Quote each line of the material verbatim, without the pictures.

====== The data

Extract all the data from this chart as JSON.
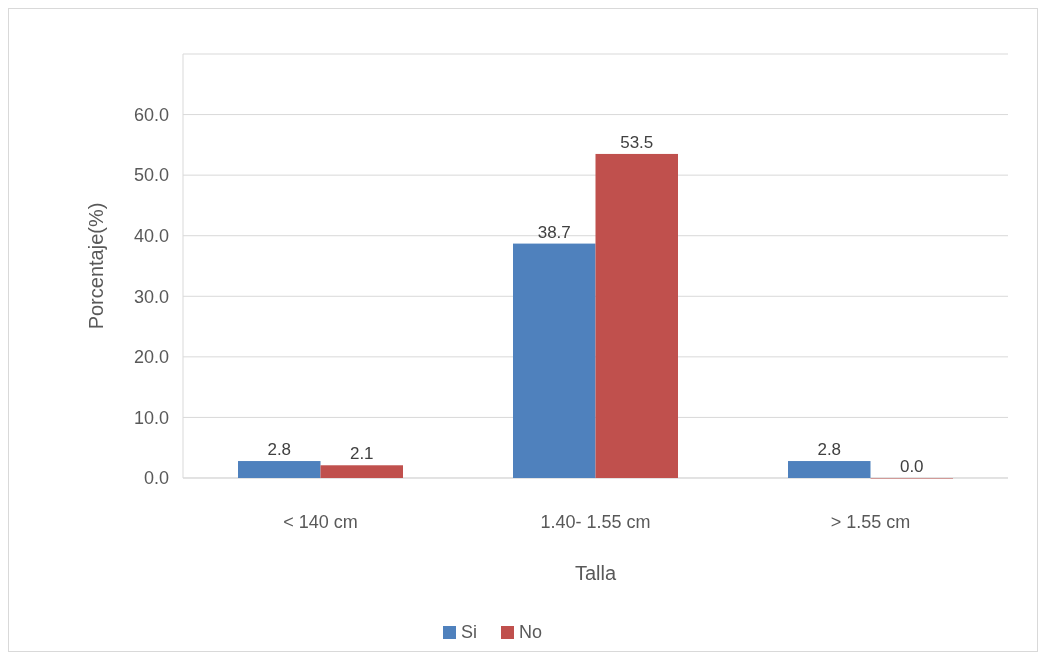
{
  "chart_data": {
    "type": "bar",
    "xlabel": "Talla",
    "ylabel": "Porcentaje(%)",
    "categories": [
      "< 140 cm",
      "1.40- 1.55 cm",
      "> 1.55 cm"
    ],
    "series": [
      {
        "name": "Si",
        "color": "#4f81bd",
        "values": [
          2.8,
          38.7,
          2.8
        ],
        "value_labels": [
          "2.8",
          "38.7",
          "2.8"
        ]
      },
      {
        "name": "No",
        "color": "#c0504d",
        "values": [
          2.1,
          53.5,
          0.0
        ],
        "value_labels": [
          "2.1",
          "53.5",
          "0.0"
        ]
      }
    ],
    "ylim": [
      0,
      70
    ],
    "yticks": [
      {
        "value": 0,
        "label": "0.0"
      },
      {
        "value": 10,
        "label": "10.0"
      },
      {
        "value": 20,
        "label": "20.0"
      },
      {
        "value": 30,
        "label": "30.0"
      },
      {
        "value": 40,
        "label": "40.0"
      },
      {
        "value": 50,
        "label": "50.0"
      },
      {
        "value": 60,
        "label": "60.0"
      },
      {
        "value": 70,
        "label": null
      }
    ],
    "grid": "y",
    "legend": "bottom"
  }
}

============

Exercise result:
Extract all the data from this chart as JSON.
{
  "chart_data": {
    "type": "bar",
    "xlabel": "Talla",
    "ylabel": "Porcentaje(%)",
    "categories": [
      "< 140 cm",
      "1.40- 1.55 cm",
      "> 1.55 cm"
    ],
    "series": [
      {
        "name": "Si",
        "color": "#4f81bd",
        "values": [
          2.8,
          38.7,
          2.8
        ],
        "value_labels": [
          "2.8",
          "38.7",
          "2.8"
        ]
      },
      {
        "name": "No",
        "color": "#c0504d",
        "values": [
          2.1,
          53.5,
          0.0
        ],
        "value_labels": [
          "2.1",
          "53.5",
          "0.0"
        ]
      }
    ],
    "ylim": [
      0,
      70
    ],
    "yticks": [
      {
        "value": 0,
        "label": "0.0"
      },
      {
        "value": 10,
        "label": "10.0"
      },
      {
        "value": 20,
        "label": "20.0"
      },
      {
        "value": 30,
        "label": "30.0"
      },
      {
        "value": 40,
        "label": "40.0"
      },
      {
        "value": 50,
        "label": "50.0"
      },
      {
        "value": 60,
        "label": "60.0"
      },
      {
        "value": 70,
        "label": null
      }
    ],
    "grid": "y",
    "legend": "bottom"
  }
}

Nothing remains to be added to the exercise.